> _The request_: Using the data beneath, show every line that includes the word "text".

> _Data for processing_:
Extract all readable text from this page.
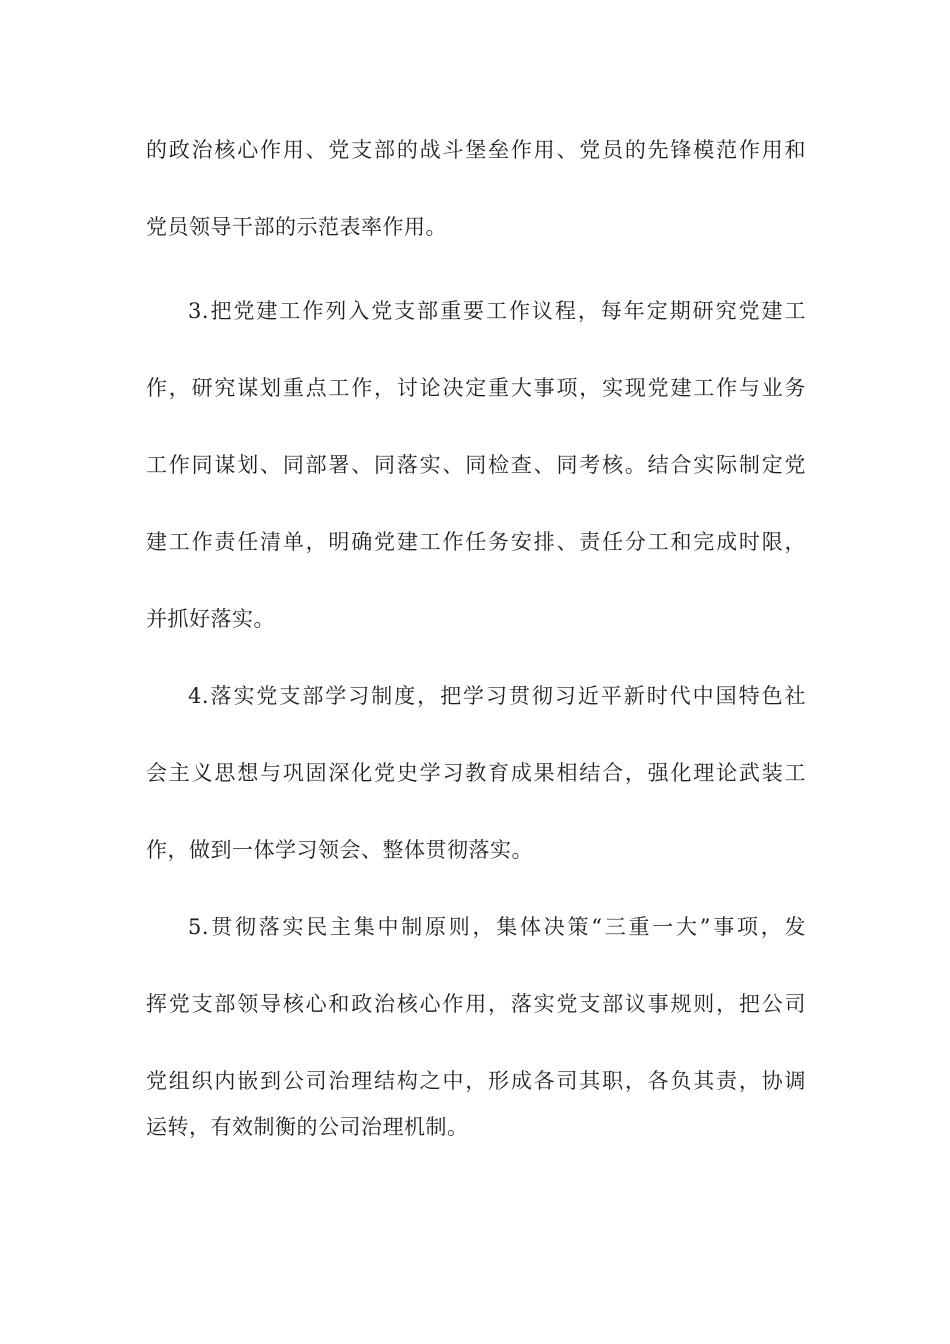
的政治核心作用、党支部的战斗堡垒作用、党员的先锋模范作用和
党员领导干部的示范表率作用。
3.把党建工作列入党支部重要工作议程，每年定期研究党建工
作，研究谋划重点工作，讨论决定重大事项，实现党建工作与业务
工作同谋划、同部署、同落实、同检查、同考核。结合实际制定党
建工作责任清单，明确党建工作任务安排、责任分工和完成时限，
并抓好落实。
4.落实党支部学习制度，把学习贯彻习近平新时代中国特色社
会主义思想与巩固深化党史学习教育成果相结合，强化理论武装工
作，做到一体学习领会、整体贯彻落实。
5.贯彻落实民主集中制原则，集体决策“三重一大”事项，发
挥党支部领导核心和政治核心作用，落实党支部议事规则，把公司
党组织内嵌到公司治理结构之中，形成各司其职，各负其责，协调
运转，有效制衡的公司治理机制。
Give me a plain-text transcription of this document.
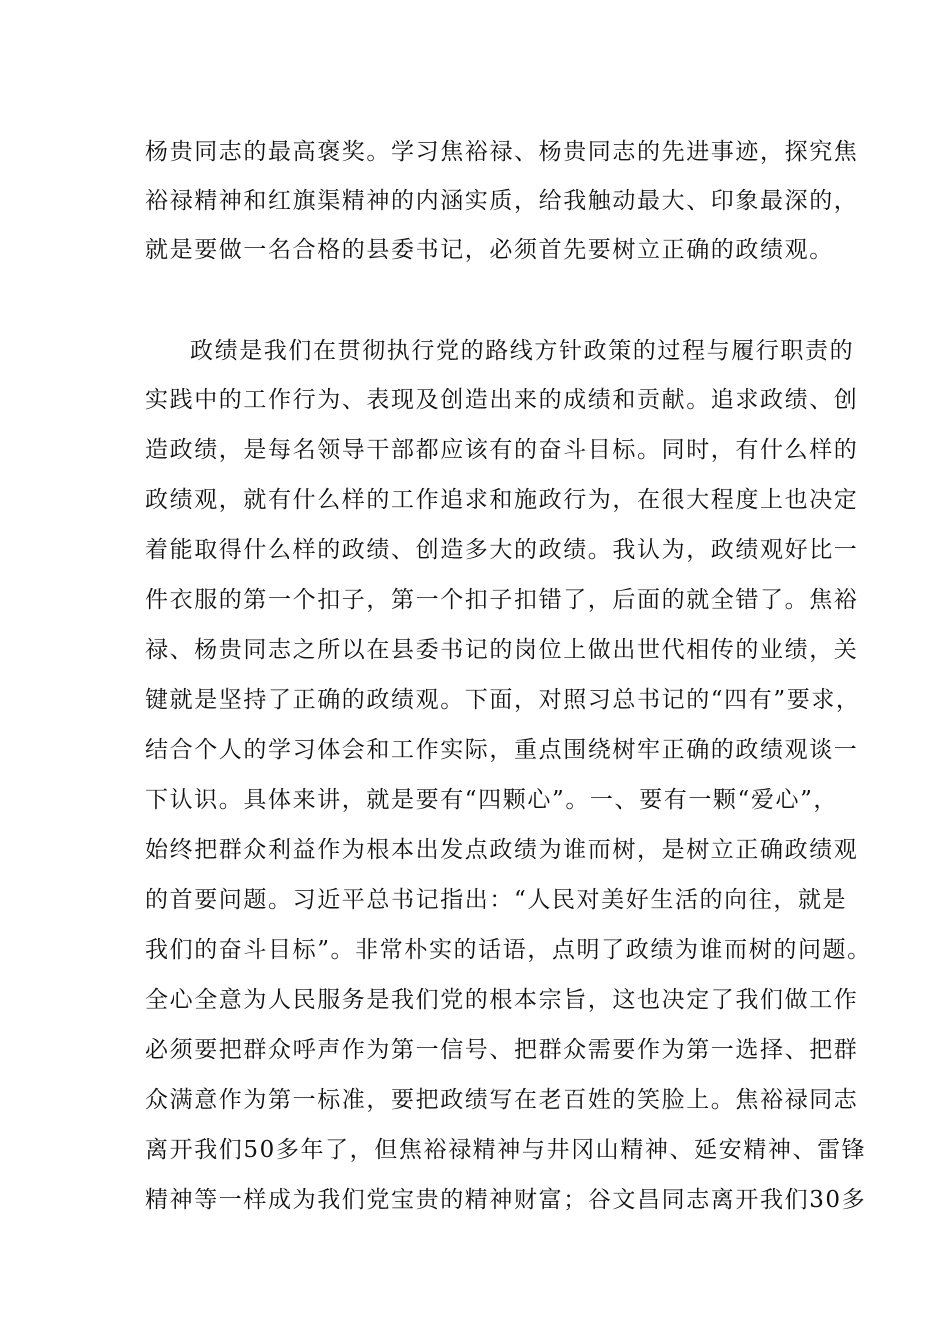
杨贵同志的最高褒奖。学习焦裕禄、杨贵同志的先进事迹，探究焦
裕禄精神和红旗渠精神的内涵实质，给我触动最大、印象最深的，
就是要做一名合格的县委书记，必须首先要树立正确的政绩观。
政绩是我们在贯彻执行党的路线方针政策的过程与履行职责的
实践中的工作行为、表现及创造出来的成绩和贡献。追求政绩、创
造政绩，是每名领导干部都应该有的奋斗目标。同时，有什么样的
政绩观，就有什么样的工作追求和施政行为，在很大程度上也决定
着能取得什么样的政绩、创造多大的政绩。我认为，政绩观好比一
件衣服的第一个扣子，第一个扣子扣错了，后面的就全错了。焦裕
禄、杨贵同志之所以在县委书记的岗位上做出世代相传的业绩，关
键就是坚持了正确的政绩观。下面，对照习总书记的“四有”要求，
结合个人的学习体会和工作实际，重点围绕树牢正确的政绩观谈一
下认识。具体来讲，就是要有“四颗心”。一、要有一颗“爱心”，
始终把群众利益作为根本出发点政绩为谁而树，是树立正确政绩观
的首要问题。习近平总书记指出：“人民对美好生活的向往，就是
我们的奋斗目标”。非常朴实的话语，点明了政绩为谁而树的问题。
全心全意为人民服务是我们党的根本宗旨，这也决定了我们做工作
必须要把群众呼声作为第一信号、把群众需要作为第一选择、把群
众满意作为第一标准，要把政绩写在老百姓的笑脸上。焦裕禄同志
离开我们50多年了，但焦裕禄精神与井冈山精神、延安精神、雷锋
精神等一样成为我们党宝贵的精神财富；谷文昌同志离开我们30多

> _Task result_:
Extract all readable text from this page.
Give me a plain-text transcription of this document.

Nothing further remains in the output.